*WORK TO BE COMPLETED*:
Copy the records below exactly, leaving out every picture.

═══ DATASET RECORDS

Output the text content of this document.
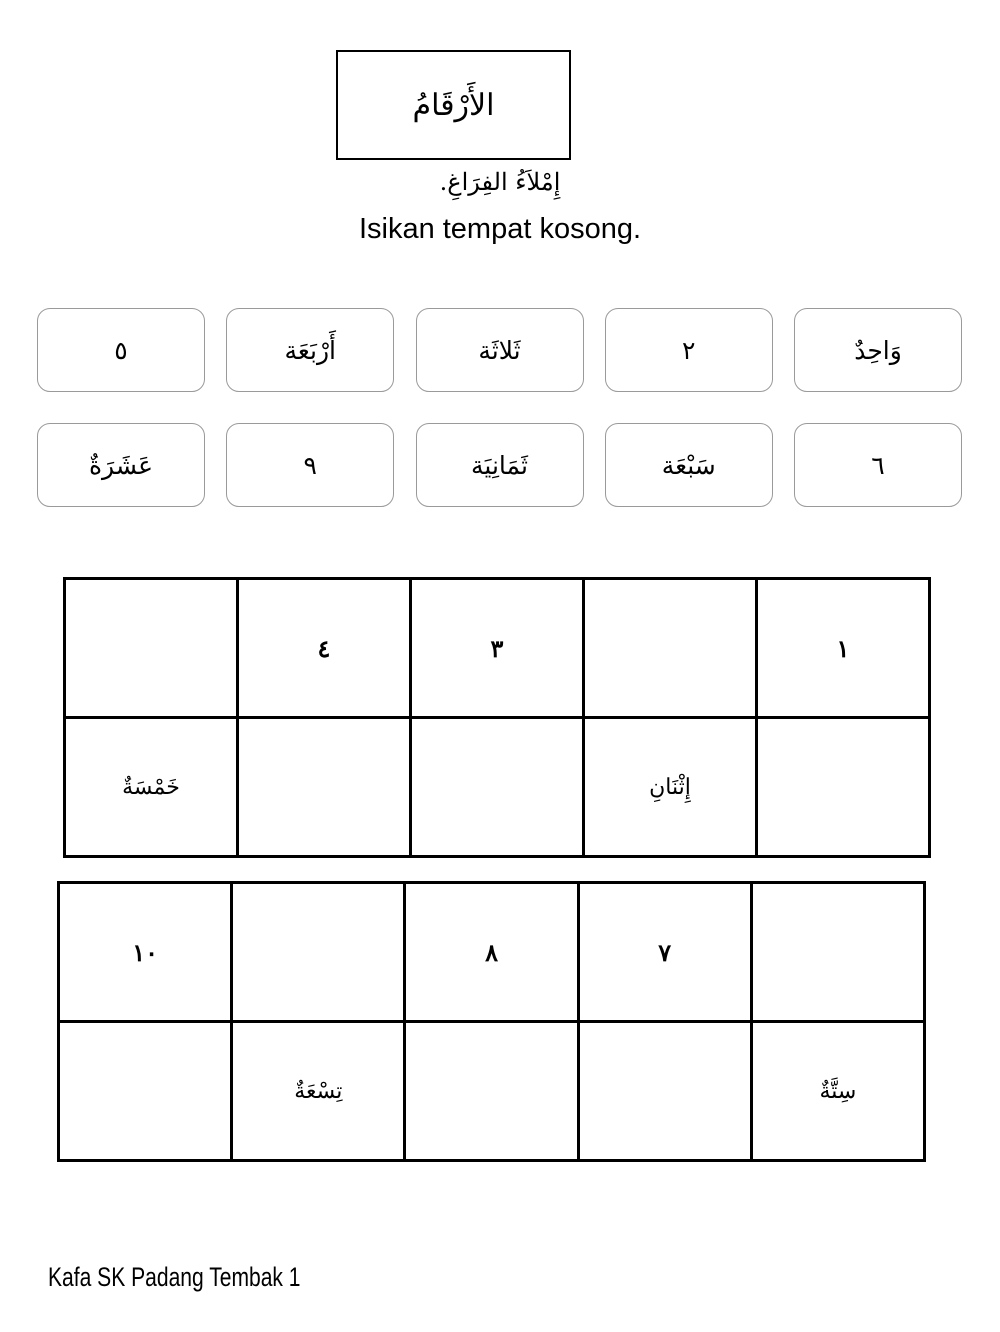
الأَرْقَامُ
إِمْلاَءُ الفِرَاغِ.
Isikan tempat kosong.
وَاحِدٌ
٢
ثَلاثَة
أَرْبَعَة
٥
٦
سَبْعَة
ثَمَانِيَة
٩
عَشَرَةٌ
١		٣	٤	
	إِثْنَانِ			خَمْسَةٌ
	٧	٨		١٠
سِتَّةٌ			تِسْعَةٌ	
Kafa SK Padang Tembak 1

══════

*COMPLETE OUTPUT*:
Output the text content of this document.
الأَرْقَامُ
إِمْلاَءُ الفِرَاغِ.
Isikan tempat kosong.
وَاحِدٌ
٢
ثَلاثَة
أَرْبَعَة
٥
٦
سَبْعَة
ثَمَانِيَة
٩
عَشَرَةٌ
١		٣	٤	
	إِثْنَانِ			خَمْسَةٌ
	٧	٨		١٠
سِتَّةٌ			تِسْعَةٌ	
Kafa SK Padang Tembak 1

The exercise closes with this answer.